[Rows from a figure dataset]
· · · ·

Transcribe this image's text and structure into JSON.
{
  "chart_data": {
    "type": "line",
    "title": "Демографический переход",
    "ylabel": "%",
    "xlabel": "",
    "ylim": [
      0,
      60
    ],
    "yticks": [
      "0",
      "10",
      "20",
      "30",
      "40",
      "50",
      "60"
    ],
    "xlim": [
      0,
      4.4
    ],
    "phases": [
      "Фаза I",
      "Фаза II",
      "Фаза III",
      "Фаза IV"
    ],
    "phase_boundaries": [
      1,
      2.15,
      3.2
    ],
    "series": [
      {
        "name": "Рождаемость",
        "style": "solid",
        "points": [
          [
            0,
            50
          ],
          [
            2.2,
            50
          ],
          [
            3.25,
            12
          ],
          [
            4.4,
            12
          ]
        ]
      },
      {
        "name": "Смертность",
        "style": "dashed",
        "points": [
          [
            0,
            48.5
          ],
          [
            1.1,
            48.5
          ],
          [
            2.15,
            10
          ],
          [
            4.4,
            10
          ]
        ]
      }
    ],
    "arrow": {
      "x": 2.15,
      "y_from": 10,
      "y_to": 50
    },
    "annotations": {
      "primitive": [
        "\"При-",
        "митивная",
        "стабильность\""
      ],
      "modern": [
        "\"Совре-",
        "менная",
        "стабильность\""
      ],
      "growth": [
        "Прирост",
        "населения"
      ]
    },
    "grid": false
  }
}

· · · ·

Write out the whole listing again. Match it word for word.

Transcribe this image's text and structure into JSON.
{
  "chart_data": {
    "type": "line",
    "title": "Демографический переход",
    "ylabel": "%",
    "xlabel": "",
    "ylim": [
      0,
      60
    ],
    "yticks": [
      "0",
      "10",
      "20",
      "30",
      "40",
      "50",
      "60"
    ],
    "xlim": [
      0,
      4.4
    ],
    "phases": [
      "Фаза I",
      "Фаза II",
      "Фаза III",
      "Фаза IV"
    ],
    "phase_boundaries": [
      1,
      2.15,
      3.2
    ],
    "series": [
      {
        "name": "Рождаемость",
        "style": "solid",
        "points": [
          [
            0,
            50
          ],
          [
            2.2,
            50
          ],
          [
            3.25,
            12
          ],
          [
            4.4,
            12
          ]
        ]
      },
      {
        "name": "Смертность",
        "style": "dashed",
        "points": [
          [
            0,
            48.5
          ],
          [
            1.1,
            48.5
          ],
          [
            2.15,
            10
          ],
          [
            4.4,
            10
          ]
        ]
      }
    ],
    "arrow": {
      "x": 2.15,
      "y_from": 10,
      "y_to": 50
    },
    "annotations": {
      "primitive": [
        "\"При-",
        "митивная",
        "стабильность\""
      ],
      "modern": [
        "\"Совре-",
        "менная",
        "стабильность\""
      ],
      "growth": [
        "Прирост",
        "населения"
      ]
    },
    "grid": false
  }
}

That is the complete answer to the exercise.